# GOAL OF THE EXERCISE:
Keep the pictures out of the copy and print all the entries below exactly.

# EXERCISE INPUTS:
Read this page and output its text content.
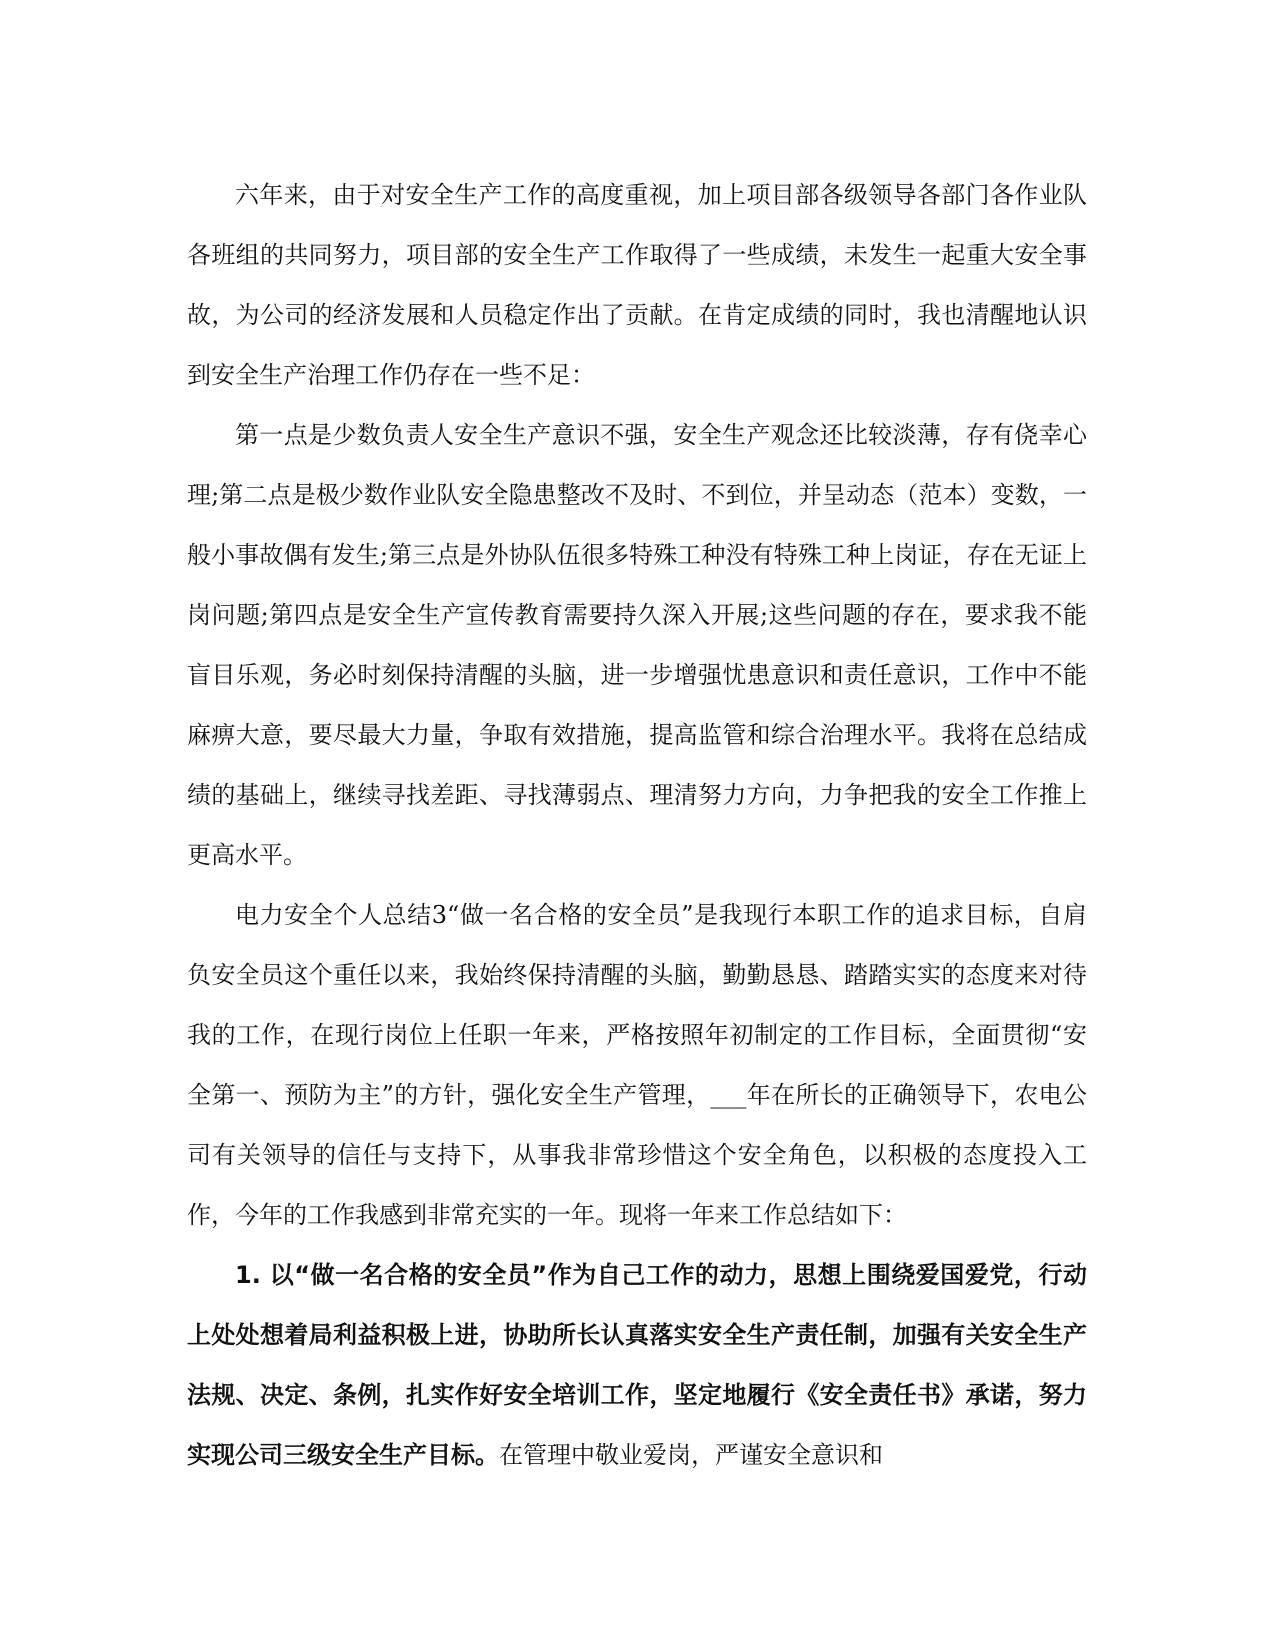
六年来，由于对安全生产工作的高度重视，加上项目部各级领导各部门各作业队各班组的共同努力，项目部的安全生产工作取得了一些成绩，未发生一起重大安全事故，为公司的经济发展和人员稳定作出了贡献。在肯定成绩的同时，我也清醒地认识到安全生产治理工作仍存在一些不足：

第一点是少数负责人安全生产意识不强，安全生产观念还比较淡薄，存有侥幸心理;第二点是极少数作业队安全隐患整改不及时、不到位，并呈动态（范本）变数，一般小事故偶有发生;第三点是外协队伍很多特殊工种没有特殊工种上岗证，存在无证上岗问题;第四点是安全生产宣传教育需要持久深入开展;这些问题的存在，要求我不能盲目乐观，务必时刻保持清醒的头脑，进一步增强忧患意识和责任意识，工作中不能麻痹大意，要尽最大力量，争取有效措施，提高监管和综合治理水平。我将在总结成绩的基础上，继续寻找差距、寻找薄弱点、理清努力方向，力争把我的安全工作推上更高水平。

电力安全个人总结3“做一名合格的安全员”是我现行本职工作的追求目标，自肩负安全员这个重任以来，我始终保持清醒的头脑，勤勤恳恳、踏踏实实的态度来对待我的工作，在现行岗位上任职一年来，严格按照年初制定的工作目标，全面贯彻“安全第一、预防为主”的方针，强化安全生产管理，___年在所长的正确领导下，农电公司有关领导的信任与支持下，从事我非常珍惜这个安全角色，以积极的态度投入工作，今年的工作我感到非常充实的一年。现将一年来工作总结如下：

1. 以“做一名合格的安全员”作为自己工作的动力，思想上围绕爱国爱党，行动上处处想着局利益积极上进，协助所长认真落实安全生产责任制，加强有关安全生产法规、决定、条例，扎实作好安全培训工作，坚定地履行《安全责任书》承诺，努力实现公司三级安全生产目标。在管理中敬业爱岗，严谨安全意识和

# FINISHED TASK:
Read this page and output its text content.
六年来，由于对安全生产工作的高度重视，加上项目部各级领导各部门各作业队各班组的共同努力，项目部的安全生产工作取得了一些成绩，未发生一起重大安全事故，为公司的经济发展和人员稳定作出了贡献。在肯定成绩的同时，我也清醒地认识到安全生产治理工作仍存在一些不足：

第一点是少数负责人安全生产意识不强，安全生产观念还比较淡薄，存有侥幸心理;第二点是极少数作业队安全隐患整改不及时、不到位，并呈动态（范本）变数，一般小事故偶有发生;第三点是外协队伍很多特殊工种没有特殊工种上岗证，存在无证上岗问题;第四点是安全生产宣传教育需要持久深入开展;这些问题的存在，要求我不能盲目乐观，务必时刻保持清醒的头脑，进一步增强忧患意识和责任意识，工作中不能麻痹大意，要尽最大力量，争取有效措施，提高监管和综合治理水平。我将在总结成绩的基础上，继续寻找差距、寻找薄弱点、理清努力方向，力争把我的安全工作推上更高水平。

电力安全个人总结3“做一名合格的安全员”是我现行本职工作的追求目标，自肩负安全员这个重任以来，我始终保持清醒的头脑，勤勤恳恳、踏踏实实的态度来对待我的工作，在现行岗位上任职一年来，严格按照年初制定的工作目标，全面贯彻“安全第一、预防为主”的方针，强化安全生产管理，___年在所长的正确领导下，农电公司有关领导的信任与支持下，从事我非常珍惜这个安全角色，以积极的态度投入工作，今年的工作我感到非常充实的一年。现将一年来工作总结如下：

1. 以“做一名合格的安全员”作为自己工作的动力，思想上围绕爱国爱党，行动上处处想着局利益积极上进，协助所长认真落实安全生产责任制，加强有关安全生产法规、决定、条例，扎实作好安全培训工作，坚定地履行《安全责任书》承诺，努力实现公司三级安全生产目标。在管理中敬业爱岗，严谨安全意识和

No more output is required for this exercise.